━━ Stored rows ━━
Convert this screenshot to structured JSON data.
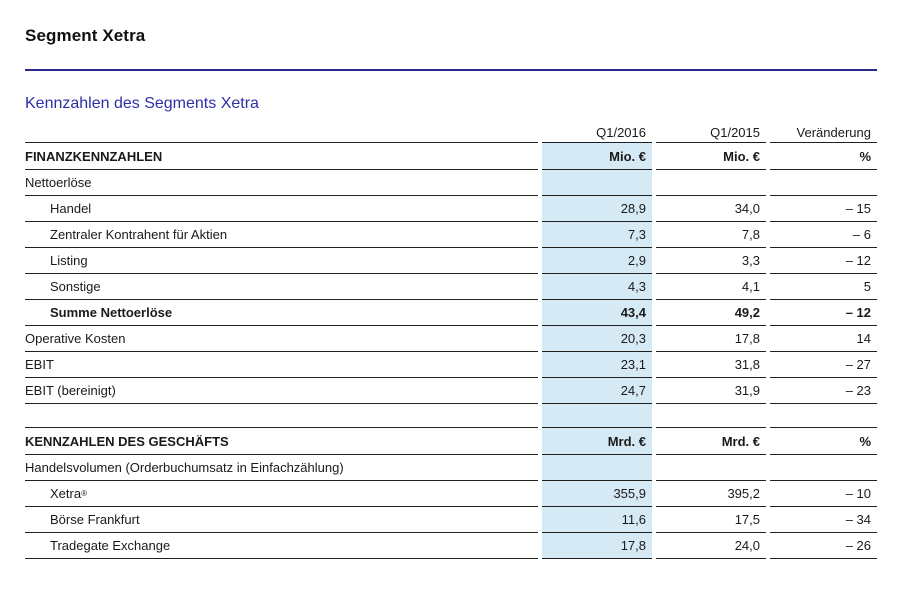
{
  "page": {
    "title": "Segment Xetra",
    "section_heading": "Kennzahlen des Segments Xetra"
  },
  "colors": {
    "title_rule": "#2b2b8c",
    "heading_blue": "#2e2ea8",
    "highlight_column": "#d6eaf6",
    "row_line": "#202020"
  },
  "table": {
    "columns": [
      "",
      "Q1/2016",
      "Q1/2015",
      "Veränderung"
    ],
    "rows": [
      {
        "type": "section",
        "label": "FINANZKENNZAHLEN",
        "q1_2016": "Mio. €",
        "q1_2015": "Mio. €",
        "change": "%"
      },
      {
        "type": "group",
        "label": "Nettoerlöse",
        "q1_2016": "",
        "q1_2015": "",
        "change": ""
      },
      {
        "type": "data",
        "indent": true,
        "label": "Handel",
        "q1_2016": "28,9",
        "q1_2015": "34,0",
        "change": "– 15"
      },
      {
        "type": "data",
        "indent": true,
        "label": "Zentraler Kontrahent für Aktien",
        "q1_2016": "7,3",
        "q1_2015": "7,8",
        "change": "– 6"
      },
      {
        "type": "data",
        "indent": true,
        "label": "Listing",
        "q1_2016": "2,9",
        "q1_2015": "3,3",
        "change": "– 12"
      },
      {
        "type": "data",
        "indent": true,
        "label": "Sonstige",
        "q1_2016": "4,3",
        "q1_2015": "4,1",
        "change": "5"
      },
      {
        "type": "data",
        "indent": true,
        "bold": true,
        "label": "Summe Nettoerlöse",
        "q1_2016": "43,4",
        "q1_2015": "49,2",
        "change": "– 12"
      },
      {
        "type": "data",
        "label": "Operative Kosten",
        "q1_2016": "20,3",
        "q1_2015": "17,8",
        "change": "14"
      },
      {
        "type": "data",
        "label": "EBIT",
        "q1_2016": "23,1",
        "q1_2015": "31,8",
        "change": "– 27"
      },
      {
        "type": "data",
        "label": "EBIT (bereinigt)",
        "q1_2016": "24,7",
        "q1_2015": "31,9",
        "change": "– 23"
      },
      {
        "type": "spacer",
        "label": "",
        "q1_2016": "",
        "q1_2015": "",
        "change": ""
      },
      {
        "type": "section",
        "label": "KENNZAHLEN DES GESCHÄFTS",
        "q1_2016": "Mrd. €",
        "q1_2015": "Mrd. €",
        "change": "%"
      },
      {
        "type": "group",
        "label": "Handelsvolumen (Orderbuchumsatz in Einfachzählung)",
        "q1_2016": "",
        "q1_2015": "",
        "change": ""
      },
      {
        "type": "data",
        "indent": true,
        "label": "Xetra",
        "label_sup": "®",
        "q1_2016": "355,9",
        "q1_2015": "395,2",
        "change": "– 10"
      },
      {
        "type": "data",
        "indent": true,
        "label": "Börse Frankfurt",
        "q1_2016": "11,6",
        "q1_2015": "17,5",
        "change": "– 34"
      },
      {
        "type": "data",
        "indent": true,
        "label": "Tradegate Exchange",
        "q1_2016": "17,8",
        "q1_2015": "24,0",
        "change": "– 26"
      }
    ]
  }
}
━━━
» **Stated goal**: The pictures should not appear in the copy; every other part of the records above must be returned exactly.

» **Solution for this task**:
Convert this screenshot to structured JSON data.
{
  "page": {
    "title": "Segment Xetra",
    "section_heading": "Kennzahlen des Segments Xetra"
  },
  "colors": {
    "title_rule": "#2b2b8c",
    "heading_blue": "#2e2ea8",
    "highlight_column": "#d6eaf6",
    "row_line": "#202020"
  },
  "table": {
    "columns": [
      "",
      "Q1/2016",
      "Q1/2015",
      "Veränderung"
    ],
    "rows": [
      {
        "type": "section",
        "label": "FINANZKENNZAHLEN",
        "q1_2016": "Mio. €",
        "q1_2015": "Mio. €",
        "change": "%"
      },
      {
        "type": "group",
        "label": "Nettoerlöse",
        "q1_2016": "",
        "q1_2015": "",
        "change": ""
      },
      {
        "type": "data",
        "indent": true,
        "label": "Handel",
        "q1_2016": "28,9",
        "q1_2015": "34,0",
        "change": "– 15"
      },
      {
        "type": "data",
        "indent": true,
        "label": "Zentraler Kontrahent für Aktien",
        "q1_2016": "7,3",
        "q1_2015": "7,8",
        "change": "– 6"
      },
      {
        "type": "data",
        "indent": true,
        "label": "Listing",
        "q1_2016": "2,9",
        "q1_2015": "3,3",
        "change": "– 12"
      },
      {
        "type": "data",
        "indent": true,
        "label": "Sonstige",
        "q1_2016": "4,3",
        "q1_2015": "4,1",
        "change": "5"
      },
      {
        "type": "data",
        "indent": true,
        "bold": true,
        "label": "Summe Nettoerlöse",
        "q1_2016": "43,4",
        "q1_2015": "49,2",
        "change": "– 12"
      },
      {
        "type": "data",
        "label": "Operative Kosten",
        "q1_2016": "20,3",
        "q1_2015": "17,8",
        "change": "14"
      },
      {
        "type": "data",
        "label": "EBIT",
        "q1_2016": "23,1",
        "q1_2015": "31,8",
        "change": "– 27"
      },
      {
        "type": "data",
        "label": "EBIT (bereinigt)",
        "q1_2016": "24,7",
        "q1_2015": "31,9",
        "change": "– 23"
      },
      {
        "type": "spacer",
        "label": "",
        "q1_2016": "",
        "q1_2015": "",
        "change": ""
      },
      {
        "type": "section",
        "label": "KENNZAHLEN DES GESCHÄFTS",
        "q1_2016": "Mrd. €",
        "q1_2015": "Mrd. €",
        "change": "%"
      },
      {
        "type": "group",
        "label": "Handelsvolumen (Orderbuchumsatz in Einfachzählung)",
        "q1_2016": "",
        "q1_2015": "",
        "change": ""
      },
      {
        "type": "data",
        "indent": true,
        "label": "Xetra",
        "label_sup": "®",
        "q1_2016": "355,9",
        "q1_2015": "395,2",
        "change": "– 10"
      },
      {
        "type": "data",
        "indent": true,
        "label": "Börse Frankfurt",
        "q1_2016": "11,6",
        "q1_2015": "17,5",
        "change": "– 34"
      },
      {
        "type": "data",
        "indent": true,
        "label": "Tradegate Exchange",
        "q1_2016": "17,8",
        "q1_2015": "24,0",
        "change": "– 26"
      }
    ]
  }
}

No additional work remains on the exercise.